(Records contained in a dataset)
★ ★ ★

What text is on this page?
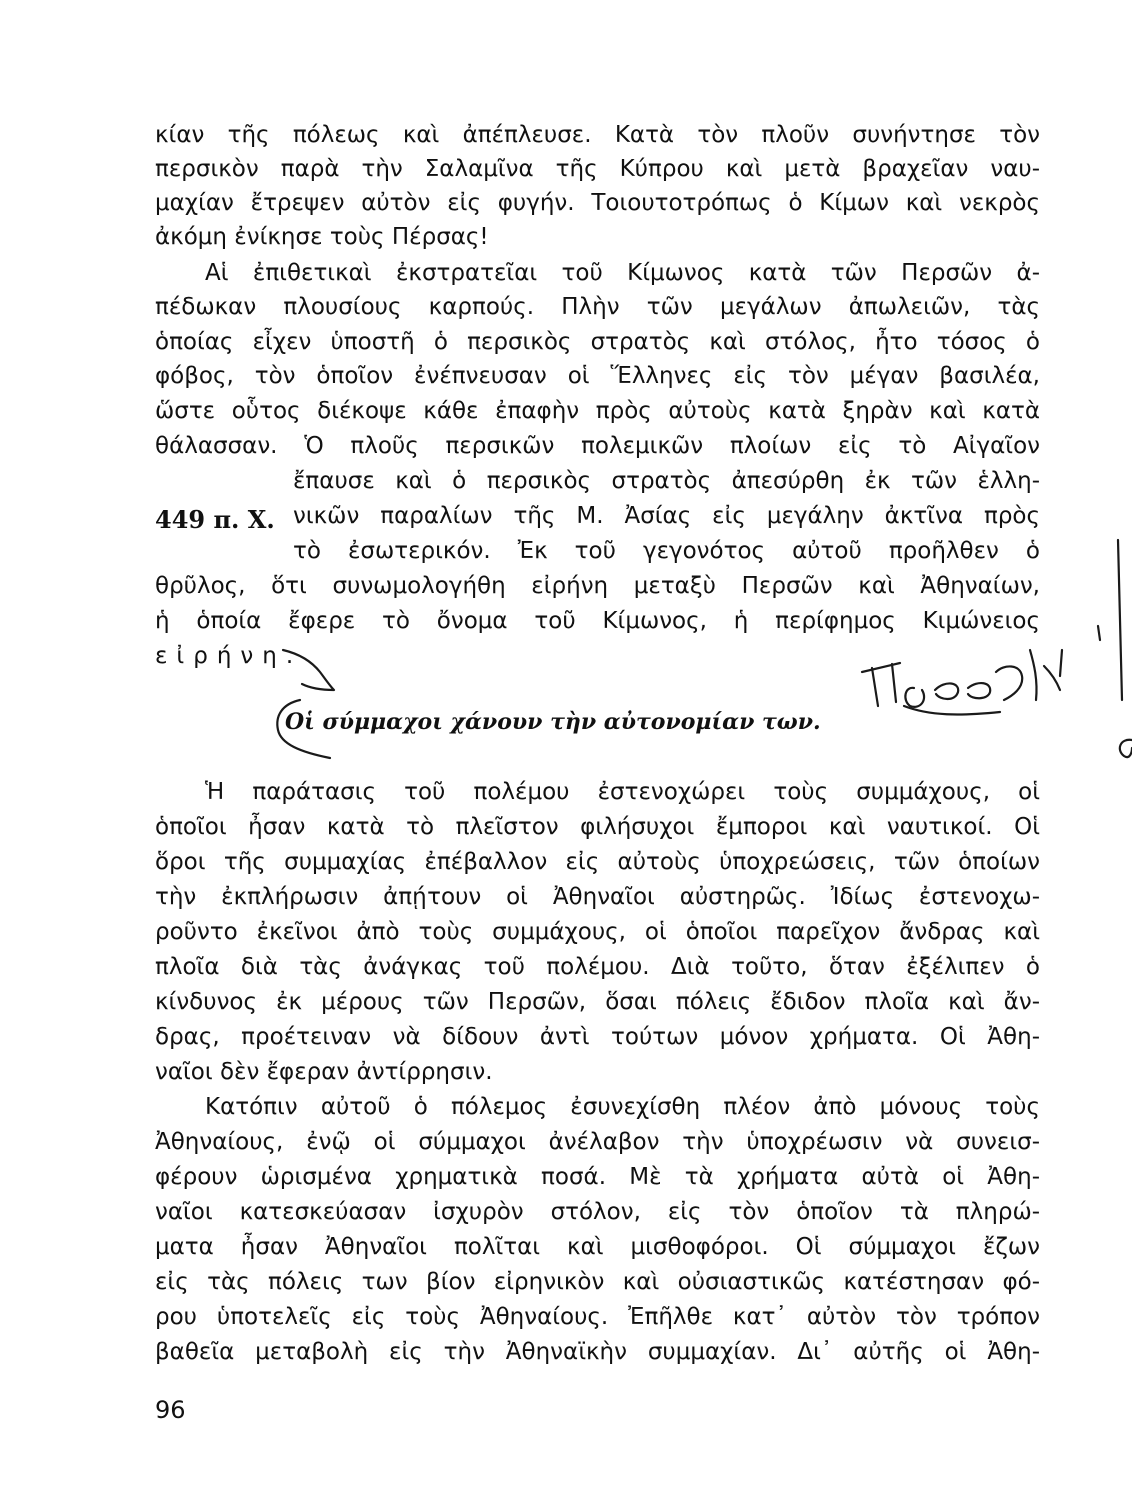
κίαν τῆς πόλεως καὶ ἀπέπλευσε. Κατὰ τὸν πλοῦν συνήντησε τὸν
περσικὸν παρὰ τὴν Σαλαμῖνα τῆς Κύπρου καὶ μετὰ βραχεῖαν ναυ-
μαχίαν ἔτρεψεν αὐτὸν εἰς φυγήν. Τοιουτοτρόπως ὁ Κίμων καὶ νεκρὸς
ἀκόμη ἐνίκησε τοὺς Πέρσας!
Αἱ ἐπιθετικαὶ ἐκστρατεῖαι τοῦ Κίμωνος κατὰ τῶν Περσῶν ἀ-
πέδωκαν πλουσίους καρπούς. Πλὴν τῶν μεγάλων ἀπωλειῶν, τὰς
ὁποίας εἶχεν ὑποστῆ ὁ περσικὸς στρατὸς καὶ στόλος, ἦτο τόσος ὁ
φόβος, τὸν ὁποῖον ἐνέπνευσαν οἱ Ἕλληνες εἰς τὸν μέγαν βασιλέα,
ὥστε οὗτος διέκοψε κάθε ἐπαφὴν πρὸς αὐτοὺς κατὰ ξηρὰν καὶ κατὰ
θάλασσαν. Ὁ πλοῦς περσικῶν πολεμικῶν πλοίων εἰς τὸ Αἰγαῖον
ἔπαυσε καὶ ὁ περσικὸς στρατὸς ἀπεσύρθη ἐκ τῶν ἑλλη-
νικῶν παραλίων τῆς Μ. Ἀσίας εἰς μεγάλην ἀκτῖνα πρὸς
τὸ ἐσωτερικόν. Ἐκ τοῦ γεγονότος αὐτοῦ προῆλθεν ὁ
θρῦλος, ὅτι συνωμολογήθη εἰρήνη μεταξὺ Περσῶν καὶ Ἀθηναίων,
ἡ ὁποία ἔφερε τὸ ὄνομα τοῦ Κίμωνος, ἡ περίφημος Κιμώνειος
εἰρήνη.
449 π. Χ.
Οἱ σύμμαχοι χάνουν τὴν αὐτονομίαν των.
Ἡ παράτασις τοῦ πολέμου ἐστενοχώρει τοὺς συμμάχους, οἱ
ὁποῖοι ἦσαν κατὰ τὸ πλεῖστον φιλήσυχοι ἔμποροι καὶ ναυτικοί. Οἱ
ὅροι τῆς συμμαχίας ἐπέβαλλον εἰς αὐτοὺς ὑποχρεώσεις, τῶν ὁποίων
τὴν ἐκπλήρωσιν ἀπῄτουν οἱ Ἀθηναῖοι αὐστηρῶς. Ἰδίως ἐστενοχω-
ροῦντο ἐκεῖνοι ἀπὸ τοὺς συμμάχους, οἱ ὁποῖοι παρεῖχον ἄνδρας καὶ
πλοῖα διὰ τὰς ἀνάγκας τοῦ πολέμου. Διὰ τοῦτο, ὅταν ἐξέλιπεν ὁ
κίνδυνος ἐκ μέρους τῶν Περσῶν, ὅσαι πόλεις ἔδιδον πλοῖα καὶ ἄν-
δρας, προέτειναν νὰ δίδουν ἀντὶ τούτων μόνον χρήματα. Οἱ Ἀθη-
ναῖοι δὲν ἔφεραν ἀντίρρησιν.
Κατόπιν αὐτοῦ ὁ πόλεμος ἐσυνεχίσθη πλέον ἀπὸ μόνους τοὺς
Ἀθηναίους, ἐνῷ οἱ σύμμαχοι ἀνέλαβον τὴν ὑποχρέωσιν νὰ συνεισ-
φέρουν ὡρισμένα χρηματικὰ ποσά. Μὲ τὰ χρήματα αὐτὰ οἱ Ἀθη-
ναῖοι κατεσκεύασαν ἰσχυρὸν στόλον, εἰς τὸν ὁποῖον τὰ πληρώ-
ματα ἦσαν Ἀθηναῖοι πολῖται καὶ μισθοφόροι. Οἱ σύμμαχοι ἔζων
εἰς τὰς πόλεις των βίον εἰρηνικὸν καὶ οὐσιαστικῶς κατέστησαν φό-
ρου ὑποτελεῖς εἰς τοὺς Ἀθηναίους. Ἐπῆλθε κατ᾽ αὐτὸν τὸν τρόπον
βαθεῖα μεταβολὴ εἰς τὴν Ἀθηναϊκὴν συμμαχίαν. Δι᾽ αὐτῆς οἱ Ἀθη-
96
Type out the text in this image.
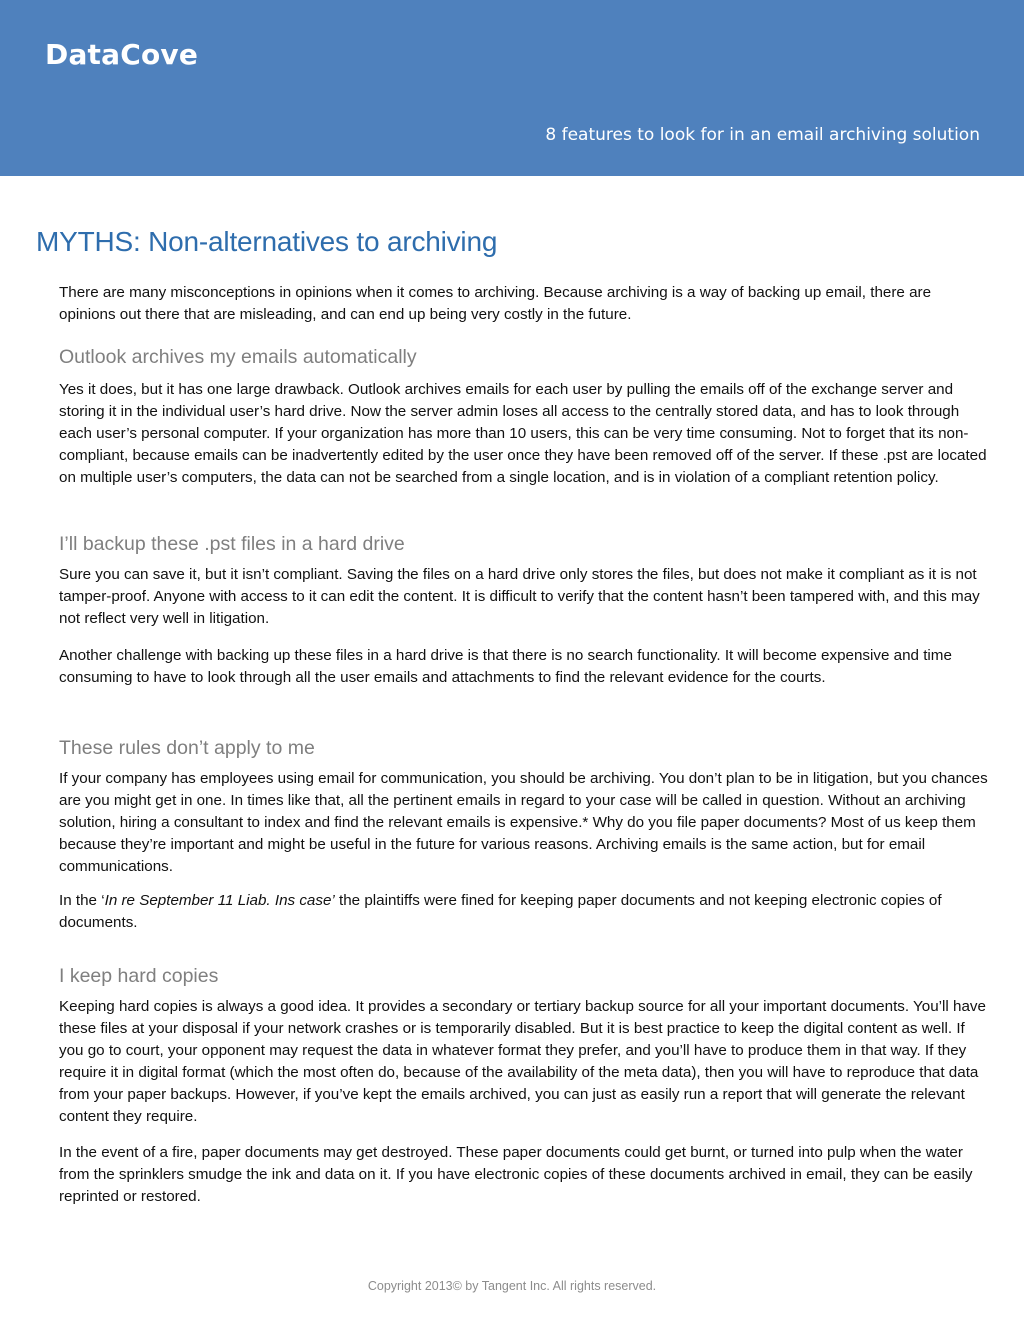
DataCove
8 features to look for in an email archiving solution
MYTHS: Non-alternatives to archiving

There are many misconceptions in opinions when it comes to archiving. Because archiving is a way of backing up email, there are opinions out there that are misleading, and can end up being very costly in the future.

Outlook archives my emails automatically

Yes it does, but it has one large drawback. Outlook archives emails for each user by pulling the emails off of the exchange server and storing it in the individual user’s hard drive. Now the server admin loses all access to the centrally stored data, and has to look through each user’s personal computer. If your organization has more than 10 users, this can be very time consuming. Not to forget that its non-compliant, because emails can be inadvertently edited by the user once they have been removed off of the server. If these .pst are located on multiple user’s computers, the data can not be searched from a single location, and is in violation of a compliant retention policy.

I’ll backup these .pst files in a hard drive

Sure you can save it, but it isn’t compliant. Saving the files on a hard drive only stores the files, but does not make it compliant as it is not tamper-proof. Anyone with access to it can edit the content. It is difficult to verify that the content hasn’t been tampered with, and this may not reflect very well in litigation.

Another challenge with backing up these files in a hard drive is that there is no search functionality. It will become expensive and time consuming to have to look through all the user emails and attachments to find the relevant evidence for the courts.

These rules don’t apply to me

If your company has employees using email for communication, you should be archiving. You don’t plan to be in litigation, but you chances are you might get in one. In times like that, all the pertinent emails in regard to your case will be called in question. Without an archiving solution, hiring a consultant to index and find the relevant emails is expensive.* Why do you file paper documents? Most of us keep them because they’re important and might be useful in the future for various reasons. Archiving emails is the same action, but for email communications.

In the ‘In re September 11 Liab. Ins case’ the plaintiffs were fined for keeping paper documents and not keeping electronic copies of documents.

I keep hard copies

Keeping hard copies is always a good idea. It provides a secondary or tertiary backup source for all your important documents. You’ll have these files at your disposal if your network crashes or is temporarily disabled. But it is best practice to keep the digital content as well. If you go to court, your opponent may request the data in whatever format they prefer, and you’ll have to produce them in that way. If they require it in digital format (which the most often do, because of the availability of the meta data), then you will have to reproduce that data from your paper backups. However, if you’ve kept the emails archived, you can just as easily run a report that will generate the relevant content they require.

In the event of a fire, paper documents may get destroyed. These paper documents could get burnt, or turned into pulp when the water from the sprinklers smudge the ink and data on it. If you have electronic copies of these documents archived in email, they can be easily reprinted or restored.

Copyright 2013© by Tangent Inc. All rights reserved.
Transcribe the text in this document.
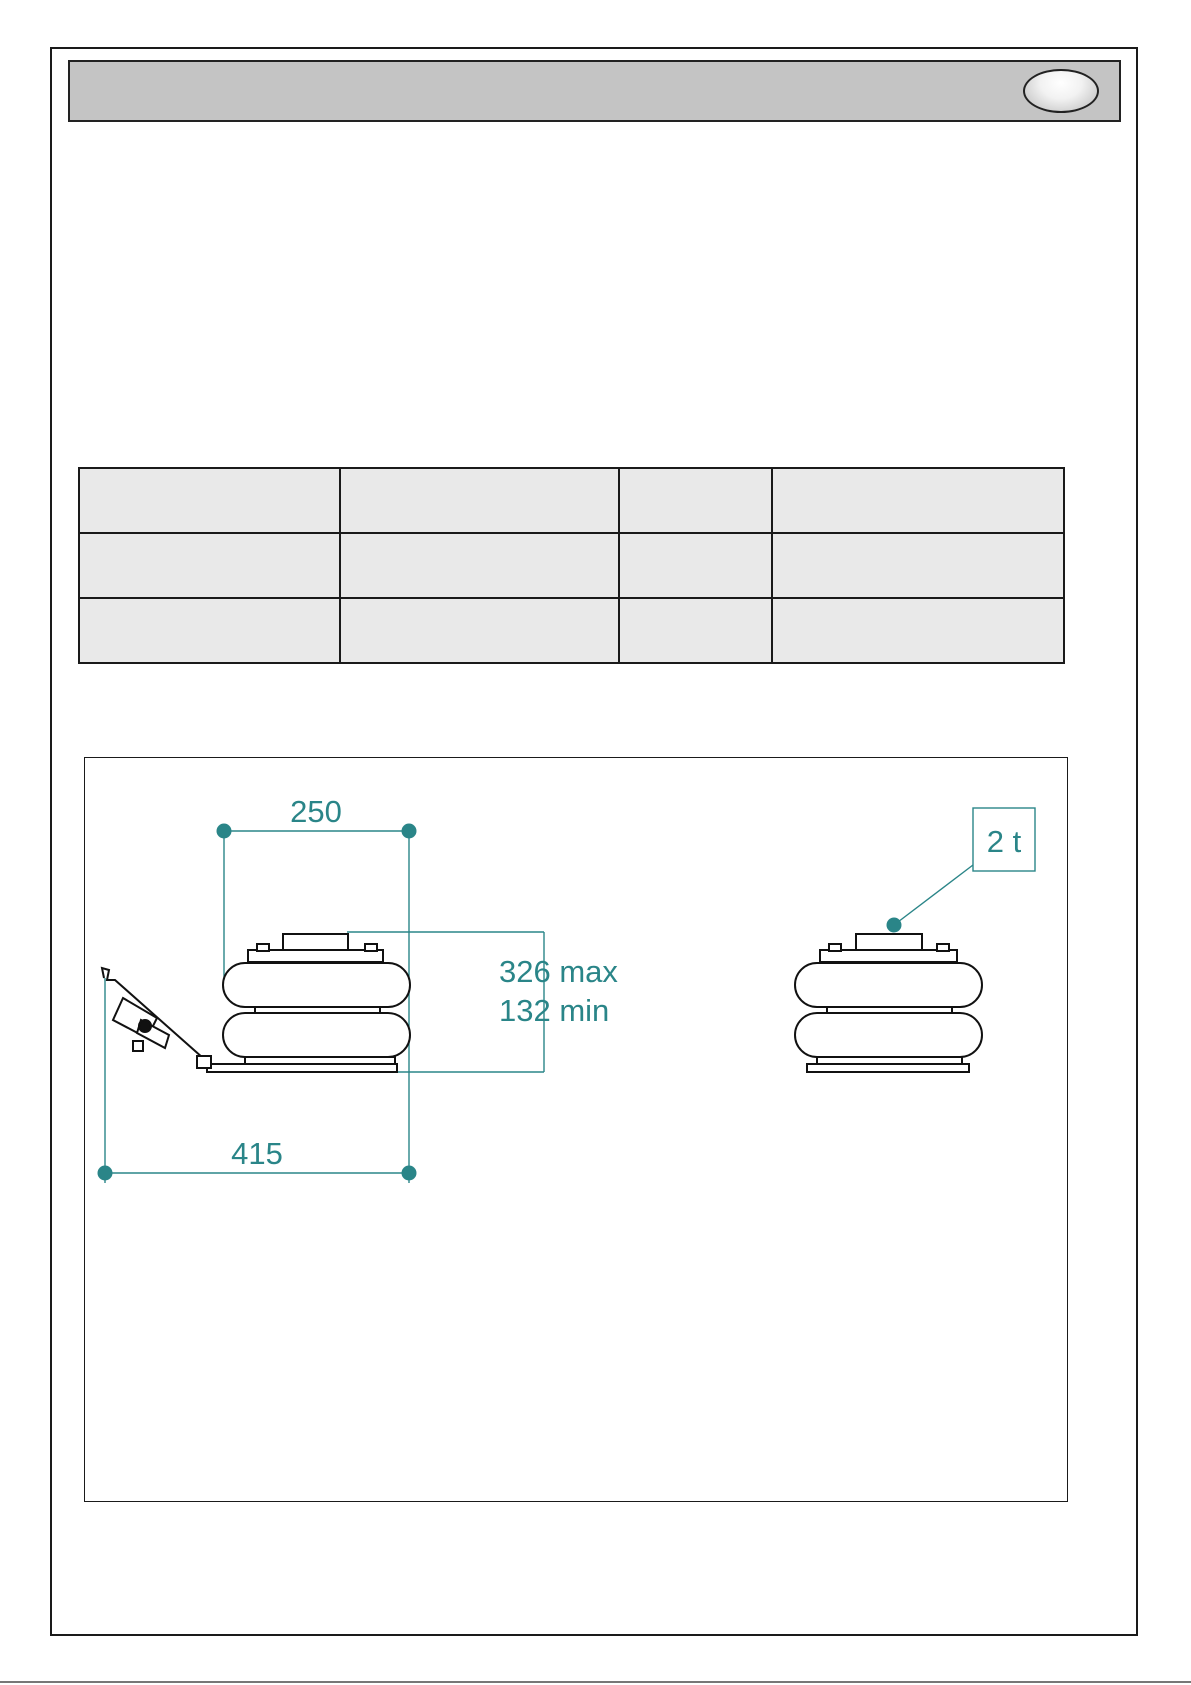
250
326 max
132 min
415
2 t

★ ★ ★

- WHAT YOU WILL DO
Report each line in the preceding entries that holds the string "find".

- OUTPUT OF THE TASK
Another challenge with backing up these files in a hard drive is that there is no search functionality. It will become expensive and time consuming to have to look through all the user emails and attachments to find the relevant evidence for the courts.
If your company has employees using email for communication, you should be archiving. You don’t plan to be in litigation, but you chances are you might get in one. In times like that, all the pertinent emails in regard to your case will be called in question. Without an archiving solution, hiring a consultant to index and find the relevant emails is expensive.* Why do you file paper documents? Most of us keep them because they’re important and might be useful in the future for various reasons. Archiving emails is the same action, but for email communications.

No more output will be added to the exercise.